:: Items

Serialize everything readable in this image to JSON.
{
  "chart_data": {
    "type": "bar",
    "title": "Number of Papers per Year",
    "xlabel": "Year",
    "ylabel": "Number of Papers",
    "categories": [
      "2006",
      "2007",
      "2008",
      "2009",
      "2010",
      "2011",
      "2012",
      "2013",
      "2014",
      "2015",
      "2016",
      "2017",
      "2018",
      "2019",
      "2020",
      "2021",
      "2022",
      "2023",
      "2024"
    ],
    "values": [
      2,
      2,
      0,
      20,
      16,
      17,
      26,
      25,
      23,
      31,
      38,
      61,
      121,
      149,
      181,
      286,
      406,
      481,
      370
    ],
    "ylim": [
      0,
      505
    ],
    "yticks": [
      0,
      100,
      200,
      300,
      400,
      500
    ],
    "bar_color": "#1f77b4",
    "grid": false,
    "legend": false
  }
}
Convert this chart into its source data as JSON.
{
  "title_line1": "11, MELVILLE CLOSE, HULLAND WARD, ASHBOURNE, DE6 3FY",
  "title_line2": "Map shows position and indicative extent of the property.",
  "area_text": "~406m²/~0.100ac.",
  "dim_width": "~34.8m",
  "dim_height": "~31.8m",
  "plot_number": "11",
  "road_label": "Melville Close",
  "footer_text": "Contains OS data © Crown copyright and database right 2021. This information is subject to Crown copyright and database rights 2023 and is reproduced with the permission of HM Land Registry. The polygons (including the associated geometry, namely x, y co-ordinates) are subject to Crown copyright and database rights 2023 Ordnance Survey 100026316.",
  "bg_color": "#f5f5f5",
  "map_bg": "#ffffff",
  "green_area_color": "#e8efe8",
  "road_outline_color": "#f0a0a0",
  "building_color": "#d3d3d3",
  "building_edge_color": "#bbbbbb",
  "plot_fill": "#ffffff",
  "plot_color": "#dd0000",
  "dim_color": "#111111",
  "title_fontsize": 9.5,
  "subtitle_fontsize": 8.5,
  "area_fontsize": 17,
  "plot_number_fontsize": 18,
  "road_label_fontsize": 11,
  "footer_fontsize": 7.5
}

::::

Instructions for the task: Look through the entries above; copy each line where the string "Year" appears.

Written reply:
    "title": "Number of Papers per Year",
    "xlabel": "Year",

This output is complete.